start

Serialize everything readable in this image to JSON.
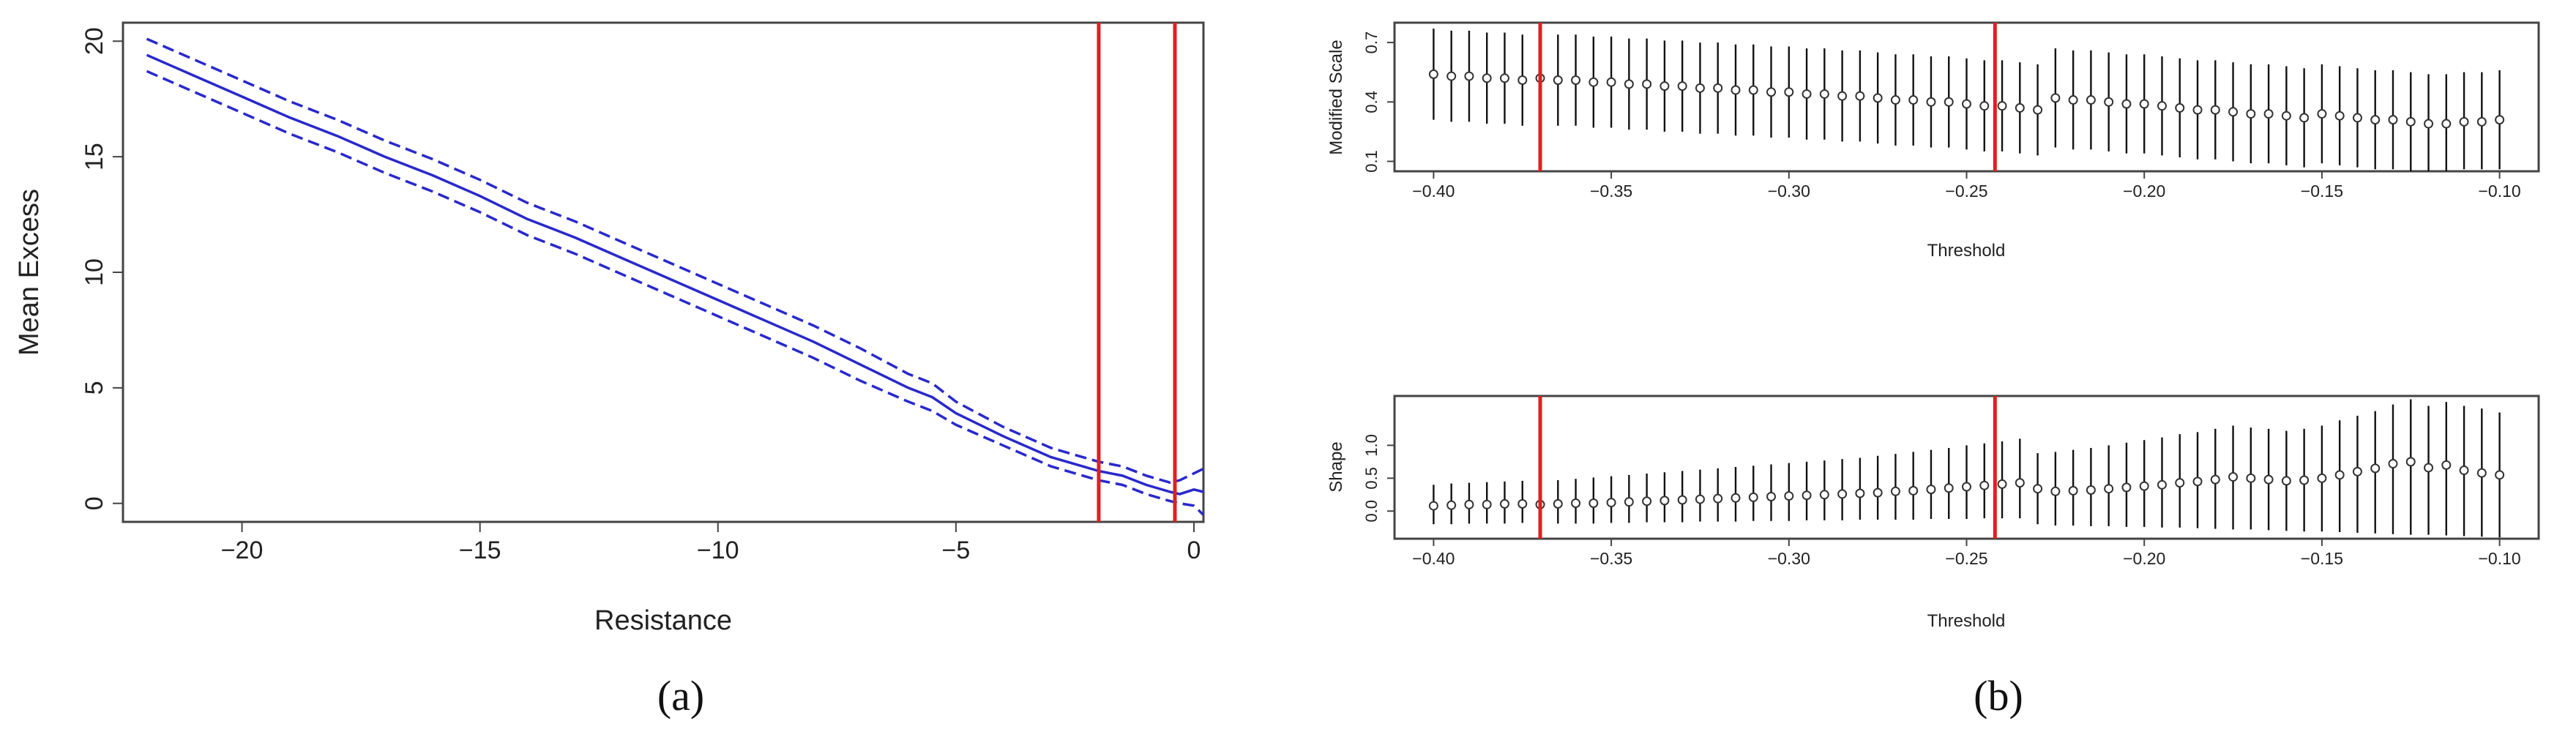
{
  "chart_data": [
    {
      "id": "a",
      "type": "line",
      "caption": "(a)",
      "xlabel": "Resistance",
      "ylabel": "Mean Excess",
      "xlim": [
        -22.5,
        0.2
      ],
      "ylim": [
        -0.8,
        20.8
      ],
      "xticks": [
        -20,
        -15,
        -10,
        -5,
        0
      ],
      "xtick_labels": [
        "−20",
        "−15",
        "−10",
        "−5",
        "0"
      ],
      "yticks": [
        0,
        5,
        10,
        15,
        20
      ],
      "ytick_labels": [
        "0",
        "5",
        "10",
        "15",
        "20"
      ],
      "x": [
        -22,
        -21,
        -20,
        -19,
        -18,
        -17,
        -16,
        -15,
        -14,
        -13,
        -12,
        -11,
        -10,
        -9,
        -8,
        -7,
        -6,
        -5.5,
        -5,
        -4,
        -3,
        -2,
        -1.5,
        -1,
        -0.5,
        -0.3,
        0,
        0.2
      ],
      "series": [
        {
          "role": "estimate",
          "style": "solid",
          "values": [
            19.4,
            18.5,
            17.6,
            16.7,
            15.9,
            15.0,
            14.2,
            13.3,
            12.3,
            11.5,
            10.6,
            9.7,
            8.8,
            7.9,
            7.0,
            6.0,
            5.0,
            4.6,
            3.9,
            2.9,
            2.0,
            1.4,
            1.2,
            0.8,
            0.5,
            0.4,
            0.6,
            0.5
          ]
        },
        {
          "role": "upper",
          "style": "dashed",
          "values": [
            20.1,
            19.2,
            18.3,
            17.4,
            16.6,
            15.7,
            14.9,
            14.0,
            13.0,
            12.2,
            11.3,
            10.4,
            9.5,
            8.6,
            7.7,
            6.7,
            5.6,
            5.2,
            4.4,
            3.3,
            2.4,
            1.8,
            1.6,
            1.2,
            0.9,
            1.0,
            1.3,
            1.5
          ]
        },
        {
          "role": "lower",
          "style": "dashed",
          "values": [
            18.7,
            17.8,
            16.9,
            16.0,
            15.2,
            14.3,
            13.5,
            12.6,
            11.6,
            10.8,
            9.9,
            9.0,
            8.1,
            7.2,
            6.3,
            5.3,
            4.4,
            4.0,
            3.4,
            2.5,
            1.6,
            1.0,
            0.8,
            0.4,
            0.1,
            0.0,
            -0.1,
            -0.5
          ]
        }
      ],
      "vlines": [
        -2.0,
        -0.4
      ],
      "colors": {
        "line": "#2929cc",
        "vline": "#e02020",
        "axis": "#444444"
      }
    },
    {
      "id": "b-top",
      "type": "scatter",
      "xlabel": "Threshold",
      "ylabel": "Modified Scale",
      "xlim": [
        -0.411,
        -0.089
      ],
      "ylim": [
        0.05,
        0.8
      ],
      "xticks": [
        -0.4,
        -0.35,
        -0.3,
        -0.25,
        -0.2,
        -0.15,
        -0.1
      ],
      "xtick_labels": [
        "−0.40",
        "−0.35",
        "−0.30",
        "−0.25",
        "−0.20",
        "−0.15",
        "−0.10"
      ],
      "yticks": [
        0.1,
        0.4,
        0.7
      ],
      "ytick_labels": [
        "0.1",
        "0.4",
        "0.7"
      ],
      "x": [
        -0.4,
        -0.395,
        -0.39,
        -0.385,
        -0.38,
        -0.375,
        -0.37,
        -0.365,
        -0.36,
        -0.355,
        -0.35,
        -0.345,
        -0.34,
        -0.335,
        -0.33,
        -0.325,
        -0.32,
        -0.315,
        -0.31,
        -0.305,
        -0.3,
        -0.295,
        -0.29,
        -0.285,
        -0.28,
        -0.275,
        -0.27,
        -0.265,
        -0.26,
        -0.255,
        -0.25,
        -0.245,
        -0.24,
        -0.235,
        -0.23,
        -0.225,
        -0.22,
        -0.215,
        -0.21,
        -0.205,
        -0.2,
        -0.195,
        -0.19,
        -0.185,
        -0.18,
        -0.175,
        -0.17,
        -0.165,
        -0.16,
        -0.155,
        -0.15,
        -0.145,
        -0.14,
        -0.135,
        -0.13,
        -0.125,
        -0.12,
        -0.115,
        -0.11,
        -0.105,
        -0.1
      ],
      "values": [
        0.54,
        0.53,
        0.53,
        0.52,
        0.52,
        0.51,
        0.52,
        0.51,
        0.51,
        0.5,
        0.5,
        0.49,
        0.49,
        0.48,
        0.48,
        0.47,
        0.47,
        0.46,
        0.46,
        0.45,
        0.45,
        0.44,
        0.44,
        0.43,
        0.43,
        0.42,
        0.41,
        0.41,
        0.4,
        0.4,
        0.39,
        0.38,
        0.38,
        0.37,
        0.36,
        0.42,
        0.41,
        0.41,
        0.4,
        0.39,
        0.39,
        0.38,
        0.37,
        0.36,
        0.36,
        0.35,
        0.34,
        0.34,
        0.33,
        0.32,
        0.34,
        0.33,
        0.32,
        0.31,
        0.31,
        0.3,
        0.29,
        0.29,
        0.3,
        0.3,
        0.31
      ],
      "lower": [
        0.31,
        0.3,
        0.3,
        0.29,
        0.29,
        0.28,
        0.29,
        0.28,
        0.28,
        0.27,
        0.27,
        0.26,
        0.26,
        0.25,
        0.25,
        0.24,
        0.24,
        0.23,
        0.23,
        0.22,
        0.22,
        0.21,
        0.21,
        0.2,
        0.2,
        0.19,
        0.18,
        0.18,
        0.17,
        0.17,
        0.16,
        0.15,
        0.15,
        0.14,
        0.13,
        0.17,
        0.16,
        0.16,
        0.15,
        0.14,
        0.14,
        0.13,
        0.12,
        0.11,
        0.11,
        0.1,
        0.09,
        0.09,
        0.08,
        0.07,
        0.09,
        0.08,
        0.07,
        0.06,
        0.06,
        0.05,
        0.05,
        0.05,
        0.06,
        0.06,
        0.06
      ],
      "upper": [
        0.77,
        0.76,
        0.76,
        0.75,
        0.75,
        0.74,
        0.75,
        0.74,
        0.74,
        0.73,
        0.73,
        0.72,
        0.72,
        0.71,
        0.71,
        0.7,
        0.7,
        0.69,
        0.69,
        0.68,
        0.68,
        0.67,
        0.67,
        0.66,
        0.66,
        0.65,
        0.64,
        0.64,
        0.63,
        0.63,
        0.62,
        0.61,
        0.61,
        0.6,
        0.59,
        0.67,
        0.66,
        0.66,
        0.65,
        0.64,
        0.64,
        0.63,
        0.62,
        0.61,
        0.61,
        0.6,
        0.59,
        0.59,
        0.58,
        0.57,
        0.59,
        0.58,
        0.57,
        0.56,
        0.56,
        0.55,
        0.54,
        0.54,
        0.55,
        0.55,
        0.56
      ],
      "vlines": [
        -0.37,
        -0.242
      ],
      "colors": {
        "point": "#333333",
        "bar": "#111111",
        "vline": "#e02020",
        "axis": "#444444"
      }
    },
    {
      "id": "b-bottom",
      "type": "scatter",
      "caption": "(b)",
      "xlabel": "Threshold",
      "ylabel": "Shape",
      "xlim": [
        -0.411,
        -0.089
      ],
      "ylim": [
        -0.42,
        1.75
      ],
      "xticks": [
        -0.4,
        -0.35,
        -0.3,
        -0.25,
        -0.2,
        -0.15,
        -0.1
      ],
      "xtick_labels": [
        "−0.40",
        "−0.35",
        "−0.30",
        "−0.25",
        "−0.20",
        "−0.15",
        "−0.10"
      ],
      "yticks": [
        0.0,
        0.5,
        1.0
      ],
      "ytick_labels": [
        "0.0",
        "0.5",
        "1.0"
      ],
      "x": [
        -0.4,
        -0.395,
        -0.39,
        -0.385,
        -0.38,
        -0.375,
        -0.37,
        -0.365,
        -0.36,
        -0.355,
        -0.35,
        -0.345,
        -0.34,
        -0.335,
        -0.33,
        -0.325,
        -0.32,
        -0.315,
        -0.31,
        -0.305,
        -0.3,
        -0.295,
        -0.29,
        -0.285,
        -0.28,
        -0.275,
        -0.27,
        -0.265,
        -0.26,
        -0.255,
        -0.25,
        -0.245,
        -0.24,
        -0.235,
        -0.23,
        -0.225,
        -0.22,
        -0.215,
        -0.21,
        -0.205,
        -0.2,
        -0.195,
        -0.19,
        -0.185,
        -0.18,
        -0.175,
        -0.17,
        -0.165,
        -0.16,
        -0.155,
        -0.15,
        -0.145,
        -0.14,
        -0.135,
        -0.13,
        -0.125,
        -0.12,
        -0.115,
        -0.11,
        -0.105,
        -0.1
      ],
      "values": [
        0.08,
        0.09,
        0.1,
        0.1,
        0.11,
        0.11,
        0.1,
        0.11,
        0.12,
        0.12,
        0.13,
        0.14,
        0.15,
        0.16,
        0.17,
        0.18,
        0.19,
        0.2,
        0.21,
        0.22,
        0.23,
        0.24,
        0.25,
        0.26,
        0.27,
        0.28,
        0.3,
        0.31,
        0.33,
        0.35,
        0.37,
        0.39,
        0.41,
        0.43,
        0.34,
        0.3,
        0.31,
        0.32,
        0.34,
        0.36,
        0.38,
        0.4,
        0.43,
        0.45,
        0.48,
        0.52,
        0.5,
        0.48,
        0.46,
        0.47,
        0.5,
        0.55,
        0.6,
        0.65,
        0.72,
        0.75,
        0.66,
        0.7,
        0.62,
        0.58,
        0.55
      ],
      "lower": [
        -0.2,
        -0.2,
        -0.19,
        -0.19,
        -0.19,
        -0.18,
        -0.2,
        -0.19,
        -0.19,
        -0.19,
        -0.18,
        -0.18,
        -0.17,
        -0.17,
        -0.17,
        -0.16,
        -0.16,
        -0.16,
        -0.15,
        -0.15,
        -0.15,
        -0.14,
        -0.14,
        -0.14,
        -0.13,
        -0.13,
        -0.13,
        -0.13,
        -0.12,
        -0.12,
        -0.12,
        -0.11,
        -0.11,
        -0.11,
        -0.2,
        -0.22,
        -0.22,
        -0.23,
        -0.23,
        -0.24,
        -0.24,
        -0.25,
        -0.25,
        -0.26,
        -0.27,
        -0.28,
        -0.28,
        -0.29,
        -0.3,
        -0.31,
        -0.31,
        -0.32,
        -0.33,
        -0.34,
        -0.35,
        -0.36,
        -0.36,
        -0.37,
        -0.38,
        -0.39,
        -0.4
      ],
      "upper": [
        0.4,
        0.42,
        0.43,
        0.44,
        0.45,
        0.46,
        0.45,
        0.47,
        0.49,
        0.51,
        0.53,
        0.55,
        0.57,
        0.59,
        0.61,
        0.63,
        0.65,
        0.67,
        0.69,
        0.71,
        0.73,
        0.75,
        0.77,
        0.79,
        0.81,
        0.84,
        0.87,
        0.9,
        0.93,
        0.96,
        1.0,
        1.03,
        1.06,
        1.1,
        0.88,
        0.9,
        0.93,
        0.96,
        1.0,
        1.04,
        1.08,
        1.12,
        1.17,
        1.2,
        1.25,
        1.3,
        1.27,
        1.25,
        1.22,
        1.25,
        1.3,
        1.38,
        1.45,
        1.52,
        1.62,
        1.7,
        1.6,
        1.66,
        1.6,
        1.56,
        1.5
      ],
      "vlines": [
        -0.37,
        -0.242
      ],
      "colors": {
        "point": "#333333",
        "bar": "#111111",
        "vline": "#e02020",
        "axis": "#444444"
      }
    }
  ]
}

end

Find the lines above that contain the word "role" and collect them.

          "role": "estimate",
          "role": "upper",
          "role": "lower",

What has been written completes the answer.